Исходные данные:
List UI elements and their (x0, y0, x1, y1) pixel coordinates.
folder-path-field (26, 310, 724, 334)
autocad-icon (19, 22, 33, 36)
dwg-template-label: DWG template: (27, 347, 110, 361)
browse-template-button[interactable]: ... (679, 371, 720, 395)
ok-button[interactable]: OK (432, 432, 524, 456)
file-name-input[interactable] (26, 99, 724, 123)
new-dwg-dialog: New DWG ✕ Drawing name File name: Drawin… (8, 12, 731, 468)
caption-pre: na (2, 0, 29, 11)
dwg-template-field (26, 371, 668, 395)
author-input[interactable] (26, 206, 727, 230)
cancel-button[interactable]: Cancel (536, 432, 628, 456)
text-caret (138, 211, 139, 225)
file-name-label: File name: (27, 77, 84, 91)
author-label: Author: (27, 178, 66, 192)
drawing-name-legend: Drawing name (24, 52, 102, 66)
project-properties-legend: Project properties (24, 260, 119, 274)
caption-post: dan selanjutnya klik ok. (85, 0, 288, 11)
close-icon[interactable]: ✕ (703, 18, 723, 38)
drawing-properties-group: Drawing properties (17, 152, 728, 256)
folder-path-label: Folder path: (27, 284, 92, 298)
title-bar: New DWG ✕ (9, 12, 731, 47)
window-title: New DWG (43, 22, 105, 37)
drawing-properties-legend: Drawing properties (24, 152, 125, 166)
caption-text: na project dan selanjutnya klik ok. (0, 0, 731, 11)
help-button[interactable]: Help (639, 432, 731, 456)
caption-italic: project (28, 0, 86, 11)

Поставленная задача:
Повторите слово в слово каждую строку приведённых выше записей, ничего не меняя.

Ответ к упражнению:
List UI elements and their (x0, y0, x1, y1) pixel coordinates.
folder-path-field (26, 310, 724, 334)
autocad-icon (19, 22, 33, 36)
dwg-template-label: DWG template: (27, 347, 110, 361)
browse-template-button[interactable]: ... (679, 371, 720, 395)
ok-button[interactable]: OK (432, 432, 524, 456)
file-name-input[interactable] (26, 99, 724, 123)
new-dwg-dialog: New DWG ✕ Drawing name File name: Drawin… (8, 12, 731, 468)
caption-pre: na (2, 0, 29, 11)
dwg-template-field (26, 371, 668, 395)
author-input[interactable] (26, 206, 727, 230)
cancel-button[interactable]: Cancel (536, 432, 628, 456)
text-caret (138, 211, 139, 225)
file-name-label: File name: (27, 77, 84, 91)
author-label: Author: (27, 178, 66, 192)
drawing-name-legend: Drawing name (24, 52, 102, 66)
project-properties-legend: Project properties (24, 260, 119, 274)
caption-post: dan selanjutnya klik ok. (85, 0, 288, 11)
close-icon[interactable]: ✕ (703, 18, 723, 38)
drawing-properties-group: Drawing properties (17, 152, 728, 256)
folder-path-label: Folder path: (27, 284, 92, 298)
title-bar: New DWG ✕ (9, 12, 731, 47)
window-title: New DWG (43, 22, 105, 37)
drawing-properties-legend: Drawing properties (24, 152, 125, 166)
caption-text: na project dan selanjutnya klik ok. (0, 0, 731, 11)
help-button[interactable]: Help (639, 432, 731, 456)
caption-italic: project (28, 0, 86, 11)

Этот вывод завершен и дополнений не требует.